Data listing
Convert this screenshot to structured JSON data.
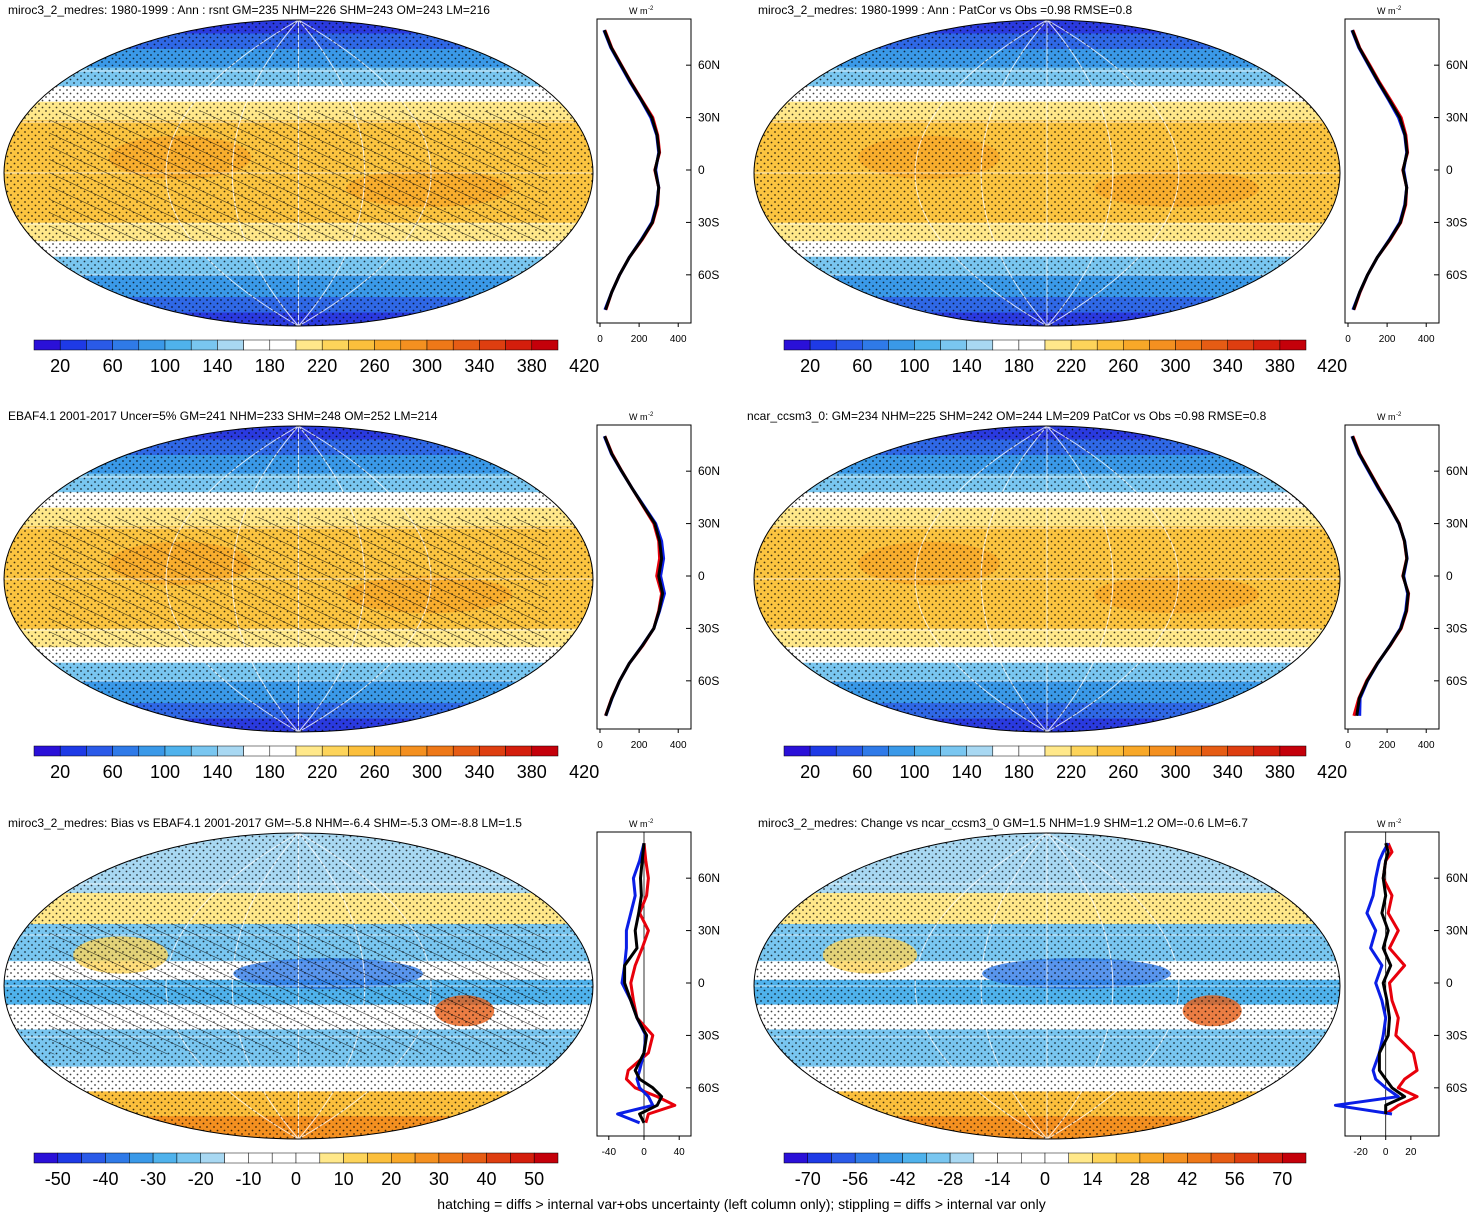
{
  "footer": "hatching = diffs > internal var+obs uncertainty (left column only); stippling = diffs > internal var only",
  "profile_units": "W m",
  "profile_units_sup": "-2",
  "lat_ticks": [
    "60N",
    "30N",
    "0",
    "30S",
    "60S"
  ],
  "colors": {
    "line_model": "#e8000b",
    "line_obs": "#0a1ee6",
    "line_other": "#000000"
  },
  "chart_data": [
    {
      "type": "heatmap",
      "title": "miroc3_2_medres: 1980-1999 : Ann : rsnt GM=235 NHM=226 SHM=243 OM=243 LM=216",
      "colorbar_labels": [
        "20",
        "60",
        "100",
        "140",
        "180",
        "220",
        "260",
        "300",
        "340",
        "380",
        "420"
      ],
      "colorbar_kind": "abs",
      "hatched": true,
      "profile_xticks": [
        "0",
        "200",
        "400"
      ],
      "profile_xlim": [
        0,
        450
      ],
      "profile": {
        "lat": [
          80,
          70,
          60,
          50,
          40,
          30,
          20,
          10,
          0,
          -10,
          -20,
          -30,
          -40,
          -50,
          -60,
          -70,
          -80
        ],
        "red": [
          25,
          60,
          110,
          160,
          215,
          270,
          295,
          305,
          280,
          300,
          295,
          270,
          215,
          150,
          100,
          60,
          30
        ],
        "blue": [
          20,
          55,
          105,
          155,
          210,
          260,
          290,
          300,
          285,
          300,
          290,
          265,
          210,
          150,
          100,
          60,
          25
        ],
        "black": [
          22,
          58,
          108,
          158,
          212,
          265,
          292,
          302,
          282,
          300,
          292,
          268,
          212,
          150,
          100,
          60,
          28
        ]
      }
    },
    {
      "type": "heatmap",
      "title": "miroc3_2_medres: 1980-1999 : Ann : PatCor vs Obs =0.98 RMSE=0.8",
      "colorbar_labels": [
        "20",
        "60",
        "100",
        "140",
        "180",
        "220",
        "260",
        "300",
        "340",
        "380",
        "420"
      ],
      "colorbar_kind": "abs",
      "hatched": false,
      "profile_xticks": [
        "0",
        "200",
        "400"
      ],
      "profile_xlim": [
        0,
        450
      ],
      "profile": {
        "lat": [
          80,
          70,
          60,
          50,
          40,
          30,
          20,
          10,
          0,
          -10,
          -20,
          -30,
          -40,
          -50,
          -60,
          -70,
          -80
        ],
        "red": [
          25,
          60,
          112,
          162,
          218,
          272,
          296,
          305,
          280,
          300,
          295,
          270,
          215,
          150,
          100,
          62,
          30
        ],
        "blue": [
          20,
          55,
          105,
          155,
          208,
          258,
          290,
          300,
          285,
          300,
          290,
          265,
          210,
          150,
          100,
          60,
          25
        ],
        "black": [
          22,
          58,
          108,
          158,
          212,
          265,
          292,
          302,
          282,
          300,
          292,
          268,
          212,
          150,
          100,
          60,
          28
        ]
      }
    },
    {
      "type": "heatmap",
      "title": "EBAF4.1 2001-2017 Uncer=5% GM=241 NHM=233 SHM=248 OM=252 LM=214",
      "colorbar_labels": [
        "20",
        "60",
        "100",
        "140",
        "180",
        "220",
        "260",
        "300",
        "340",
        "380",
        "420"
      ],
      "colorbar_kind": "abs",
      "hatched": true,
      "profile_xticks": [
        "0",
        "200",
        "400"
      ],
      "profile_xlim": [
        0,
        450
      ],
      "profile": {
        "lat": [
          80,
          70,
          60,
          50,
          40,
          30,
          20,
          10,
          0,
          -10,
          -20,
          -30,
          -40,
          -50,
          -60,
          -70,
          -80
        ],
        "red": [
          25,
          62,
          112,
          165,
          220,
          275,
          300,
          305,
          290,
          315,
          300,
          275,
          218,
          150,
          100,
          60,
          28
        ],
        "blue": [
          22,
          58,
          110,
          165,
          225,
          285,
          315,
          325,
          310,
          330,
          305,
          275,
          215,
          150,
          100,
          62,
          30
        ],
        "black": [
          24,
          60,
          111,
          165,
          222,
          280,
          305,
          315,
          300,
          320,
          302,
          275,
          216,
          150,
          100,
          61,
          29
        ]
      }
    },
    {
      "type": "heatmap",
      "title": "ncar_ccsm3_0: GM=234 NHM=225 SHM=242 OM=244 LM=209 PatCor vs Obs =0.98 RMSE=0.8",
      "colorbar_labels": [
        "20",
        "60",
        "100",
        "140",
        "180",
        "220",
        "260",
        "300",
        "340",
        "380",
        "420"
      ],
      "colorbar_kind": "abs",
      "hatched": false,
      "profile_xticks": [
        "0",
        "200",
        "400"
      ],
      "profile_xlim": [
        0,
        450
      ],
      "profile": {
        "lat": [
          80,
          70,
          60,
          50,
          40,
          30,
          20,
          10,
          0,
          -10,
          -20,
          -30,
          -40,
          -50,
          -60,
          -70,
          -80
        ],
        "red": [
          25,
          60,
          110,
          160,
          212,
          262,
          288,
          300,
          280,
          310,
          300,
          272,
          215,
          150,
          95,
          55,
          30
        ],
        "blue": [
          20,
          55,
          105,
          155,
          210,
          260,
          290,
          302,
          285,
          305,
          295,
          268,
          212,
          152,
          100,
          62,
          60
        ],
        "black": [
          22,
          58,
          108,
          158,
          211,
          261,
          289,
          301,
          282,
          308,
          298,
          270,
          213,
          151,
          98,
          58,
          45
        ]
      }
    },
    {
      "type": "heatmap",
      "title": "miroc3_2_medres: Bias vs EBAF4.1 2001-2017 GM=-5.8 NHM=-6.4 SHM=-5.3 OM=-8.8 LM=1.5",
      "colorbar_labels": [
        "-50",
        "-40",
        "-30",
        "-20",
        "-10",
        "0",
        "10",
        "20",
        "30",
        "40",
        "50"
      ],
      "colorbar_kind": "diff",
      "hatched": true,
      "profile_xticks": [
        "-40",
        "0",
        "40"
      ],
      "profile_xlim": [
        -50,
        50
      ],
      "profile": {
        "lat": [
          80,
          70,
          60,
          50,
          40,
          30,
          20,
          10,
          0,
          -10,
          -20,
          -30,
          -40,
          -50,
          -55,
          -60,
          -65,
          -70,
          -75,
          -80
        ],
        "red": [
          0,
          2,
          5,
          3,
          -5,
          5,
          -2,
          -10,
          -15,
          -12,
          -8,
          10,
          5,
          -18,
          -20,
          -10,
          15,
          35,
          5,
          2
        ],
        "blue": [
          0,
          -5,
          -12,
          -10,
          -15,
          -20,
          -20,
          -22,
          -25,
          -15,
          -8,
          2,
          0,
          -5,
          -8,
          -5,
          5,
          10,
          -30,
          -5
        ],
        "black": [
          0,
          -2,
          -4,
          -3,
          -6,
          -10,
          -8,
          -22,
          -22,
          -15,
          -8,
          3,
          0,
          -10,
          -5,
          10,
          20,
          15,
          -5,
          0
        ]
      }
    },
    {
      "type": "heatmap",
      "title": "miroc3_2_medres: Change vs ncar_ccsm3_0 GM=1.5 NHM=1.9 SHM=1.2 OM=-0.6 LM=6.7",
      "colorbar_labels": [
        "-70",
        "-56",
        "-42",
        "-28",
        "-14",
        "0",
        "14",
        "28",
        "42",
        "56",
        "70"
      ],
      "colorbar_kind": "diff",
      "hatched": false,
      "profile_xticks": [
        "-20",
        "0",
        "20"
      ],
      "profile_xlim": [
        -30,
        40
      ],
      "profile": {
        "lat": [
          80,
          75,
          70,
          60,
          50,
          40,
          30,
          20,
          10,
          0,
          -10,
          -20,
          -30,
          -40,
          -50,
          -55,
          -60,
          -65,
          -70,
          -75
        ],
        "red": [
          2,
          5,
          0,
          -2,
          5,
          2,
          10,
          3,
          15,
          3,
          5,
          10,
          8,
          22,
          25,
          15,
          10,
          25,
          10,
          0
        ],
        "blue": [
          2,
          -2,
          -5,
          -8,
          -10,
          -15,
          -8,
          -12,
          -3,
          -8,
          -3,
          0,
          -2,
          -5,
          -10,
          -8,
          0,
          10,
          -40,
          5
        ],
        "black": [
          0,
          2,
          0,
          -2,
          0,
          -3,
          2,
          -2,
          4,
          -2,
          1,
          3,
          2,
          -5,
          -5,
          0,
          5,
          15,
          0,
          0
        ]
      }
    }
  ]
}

## INSTRUCTIONS TO FOLLOW
Isolate the lines above that contain the word "title" and copy them.

## FULL ANSWER
      "title": "miroc3_2_medres: 1980-1999 : Ann : rsnt GM=235 NHM=226 SHM=243 OM=243 LM=216",
      "title": "miroc3_2_medres: 1980-1999 : Ann : PatCor vs Obs =0.98 RMSE=0.8",
      "title": "EBAF4.1 2001-2017 Uncer=5% GM=241 NHM=233 SHM=248 OM=252 LM=214",
      "title": "ncar_ccsm3_0: GM=234 NHM=225 SHM=242 OM=244 LM=209 PatCor vs Obs =0.98 RMSE=0.8",
      "title": "miroc3_2_medres: Bias vs EBAF4.1 2001-2017 GM=-5.8 NHM=-6.4 SHM=-5.3 OM=-8.8 LM=1.5",
      "title": "miroc3_2_medres: Change vs ncar_ccsm3_0 GM=1.5 NHM=1.9 SHM=1.2 OM=-0.6 LM=6.7",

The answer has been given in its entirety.